- **Record extracts**:

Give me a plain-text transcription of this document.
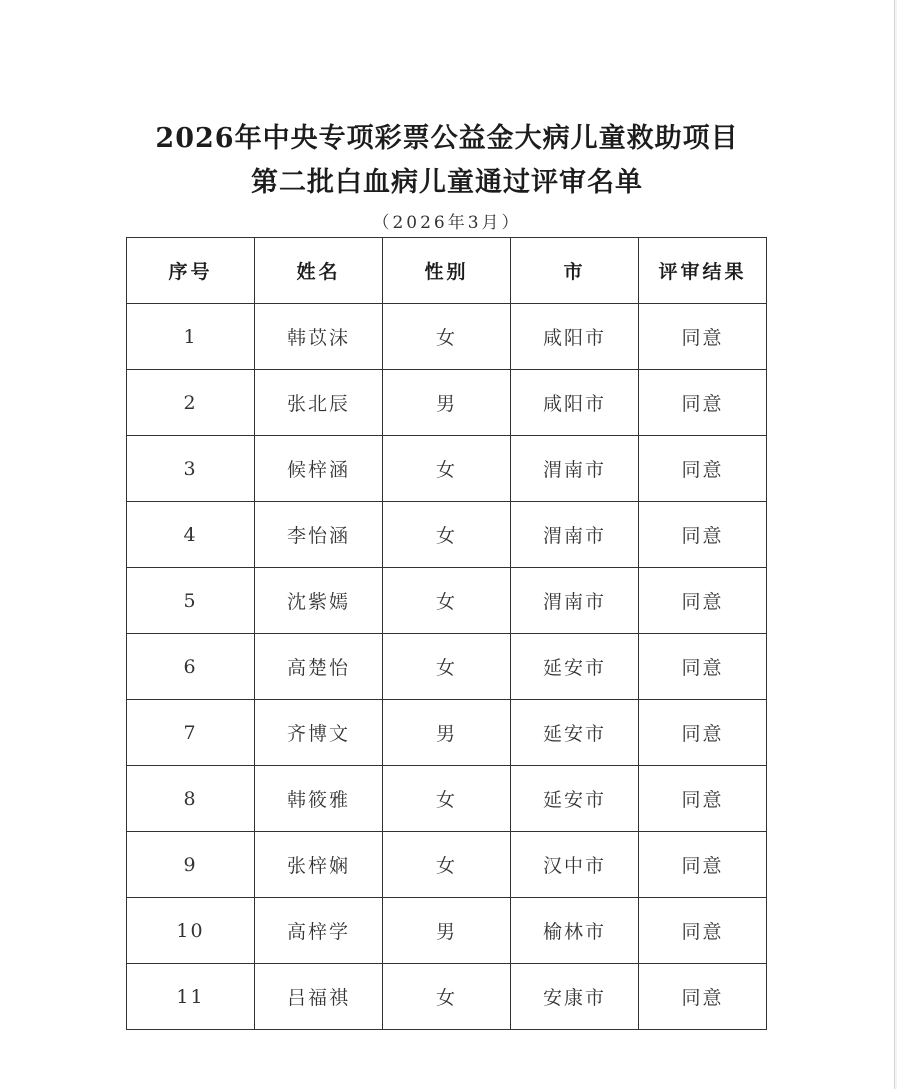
2026年中央专项彩票公益金大病儿童救助项目
第二批白血病儿童通过评审名单
（2026年3月）
序号	姓名	性别	市	评审结果
1	韩苡沫	女	咸阳市	同意
2	张北辰	男	咸阳市	同意
3	候梓涵	女	渭南市	同意
4	李怡涵	女	渭南市	同意
5	沈紫嫣	女	渭南市	同意
6	高楚怡	女	延安市	同意
7	齐博文	男	延安市	同意
8	韩筱雅	女	延安市	同意
9	张梓娴	女	汉中市	同意
10	高梓学	男	榆林市	同意
11	吕福祺	女	安康市	同意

- **Short task**: Every line of the data should be copied as it stands, without the images.

- **Answer for this exercise**:
Give me a plain-text transcription of this document.
2026年中央专项彩票公益金大病儿童救助项目
第二批白血病儿童通过评审名单
（2026年3月）
序号	姓名	性别	市	评审结果
1	韩苡沫	女	咸阳市	同意
2	张北辰	男	咸阳市	同意
3	候梓涵	女	渭南市	同意
4	李怡涵	女	渭南市	同意
5	沈紫嫣	女	渭南市	同意
6	高楚怡	女	延安市	同意
7	齐博文	男	延安市	同意
8	韩筱雅	女	延安市	同意
9	张梓娴	女	汉中市	同意
10	高梓学	男	榆林市	同意
11	吕福祺	女	安康市	同意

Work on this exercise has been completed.